Given instruction | Write out the whole of the material exactly.

(Data records)
++++
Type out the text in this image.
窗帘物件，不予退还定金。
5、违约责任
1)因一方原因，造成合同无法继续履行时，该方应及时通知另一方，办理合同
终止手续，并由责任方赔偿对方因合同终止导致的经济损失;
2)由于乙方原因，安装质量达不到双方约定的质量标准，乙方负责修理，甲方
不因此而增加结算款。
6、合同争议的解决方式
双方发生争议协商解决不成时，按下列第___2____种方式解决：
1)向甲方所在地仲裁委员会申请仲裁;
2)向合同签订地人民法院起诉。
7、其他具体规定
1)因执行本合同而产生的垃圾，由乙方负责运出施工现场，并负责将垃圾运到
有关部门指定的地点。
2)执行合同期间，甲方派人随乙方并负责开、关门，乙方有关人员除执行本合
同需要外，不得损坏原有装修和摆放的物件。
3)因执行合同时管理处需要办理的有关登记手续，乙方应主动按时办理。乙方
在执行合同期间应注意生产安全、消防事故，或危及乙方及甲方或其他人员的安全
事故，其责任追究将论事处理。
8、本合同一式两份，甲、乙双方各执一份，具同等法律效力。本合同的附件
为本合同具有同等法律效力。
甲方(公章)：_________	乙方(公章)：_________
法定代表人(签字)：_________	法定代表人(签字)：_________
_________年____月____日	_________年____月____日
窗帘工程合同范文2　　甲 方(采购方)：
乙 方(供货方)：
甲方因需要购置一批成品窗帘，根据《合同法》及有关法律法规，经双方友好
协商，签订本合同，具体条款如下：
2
++++
Finished answer |
Type out the text in this image.
窗帘物件，不予退还定金。
5、违约责任
1)因一方原因，造成合同无法继续履行时，该方应及时通知另一方，办理合同
终止手续，并由责任方赔偿对方因合同终止导致的经济损失;
2)由于乙方原因，安装质量达不到双方约定的质量标准，乙方负责修理，甲方
不因此而增加结算款。
6、合同争议的解决方式
双方发生争议协商解决不成时，按下列第___2____种方式解决：
1)向甲方所在地仲裁委员会申请仲裁;
2)向合同签订地人民法院起诉。
7、其他具体规定
1)因执行本合同而产生的垃圾，由乙方负责运出施工现场，并负责将垃圾运到
有关部门指定的地点。
2)执行合同期间，甲方派人随乙方并负责开、关门，乙方有关人员除执行本合
同需要外，不得损坏原有装修和摆放的物件。
3)因执行合同时管理处需要办理的有关登记手续，乙方应主动按时办理。乙方
在执行合同期间应注意生产安全、消防事故，或危及乙方及甲方或其他人员的安全
事故，其责任追究将论事处理。
8、本合同一式两份，甲、乙双方各执一份，具同等法律效力。本合同的附件
为本合同具有同等法律效力。
甲方(公章)：_________	乙方(公章)：_________
法定代表人(签字)：_________	法定代表人(签字)：_________
_________年____月____日	_________年____月____日
窗帘工程合同范文2　　甲 方(采购方)：
乙 方(供货方)：
甲方因需要购置一批成品窗帘，根据《合同法》及有关法律法规，经双方友好
协商，签订本合同，具体条款如下：
2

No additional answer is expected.